Lines holding the string "nopportunities" are the ones to copy; find them all in the data.

— begin —

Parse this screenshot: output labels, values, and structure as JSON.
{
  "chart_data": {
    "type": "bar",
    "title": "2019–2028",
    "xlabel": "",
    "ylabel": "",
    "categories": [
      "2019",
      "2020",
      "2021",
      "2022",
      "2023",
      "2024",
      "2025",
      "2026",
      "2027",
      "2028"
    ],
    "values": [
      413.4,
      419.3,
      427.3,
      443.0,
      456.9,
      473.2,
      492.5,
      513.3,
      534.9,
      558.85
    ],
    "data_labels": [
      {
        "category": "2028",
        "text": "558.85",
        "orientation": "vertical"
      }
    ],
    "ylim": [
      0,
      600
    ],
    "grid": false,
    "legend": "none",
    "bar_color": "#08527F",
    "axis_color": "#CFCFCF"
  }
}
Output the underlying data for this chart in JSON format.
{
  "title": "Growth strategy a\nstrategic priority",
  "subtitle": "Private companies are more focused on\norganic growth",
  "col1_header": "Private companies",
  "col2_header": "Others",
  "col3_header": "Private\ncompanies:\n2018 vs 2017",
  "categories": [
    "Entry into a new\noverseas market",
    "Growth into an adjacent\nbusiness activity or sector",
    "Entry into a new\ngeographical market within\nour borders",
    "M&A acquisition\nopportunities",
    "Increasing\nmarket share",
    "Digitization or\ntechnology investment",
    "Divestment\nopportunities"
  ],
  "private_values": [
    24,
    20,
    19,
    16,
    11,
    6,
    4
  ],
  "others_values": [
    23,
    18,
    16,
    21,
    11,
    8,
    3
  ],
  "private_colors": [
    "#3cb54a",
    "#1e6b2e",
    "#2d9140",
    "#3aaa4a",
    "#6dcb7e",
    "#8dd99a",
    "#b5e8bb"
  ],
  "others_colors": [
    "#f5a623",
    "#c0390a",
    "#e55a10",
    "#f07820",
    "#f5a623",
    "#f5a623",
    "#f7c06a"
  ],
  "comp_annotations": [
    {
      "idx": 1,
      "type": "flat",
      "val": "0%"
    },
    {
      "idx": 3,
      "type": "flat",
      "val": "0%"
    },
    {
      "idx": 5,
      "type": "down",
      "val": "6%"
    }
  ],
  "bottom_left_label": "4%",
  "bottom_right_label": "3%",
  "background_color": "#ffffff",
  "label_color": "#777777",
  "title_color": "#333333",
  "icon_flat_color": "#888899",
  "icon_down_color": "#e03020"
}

— end —

— Complete response —
    "M&A acquisition\nopportunities",
    "Divestment\nopportunities"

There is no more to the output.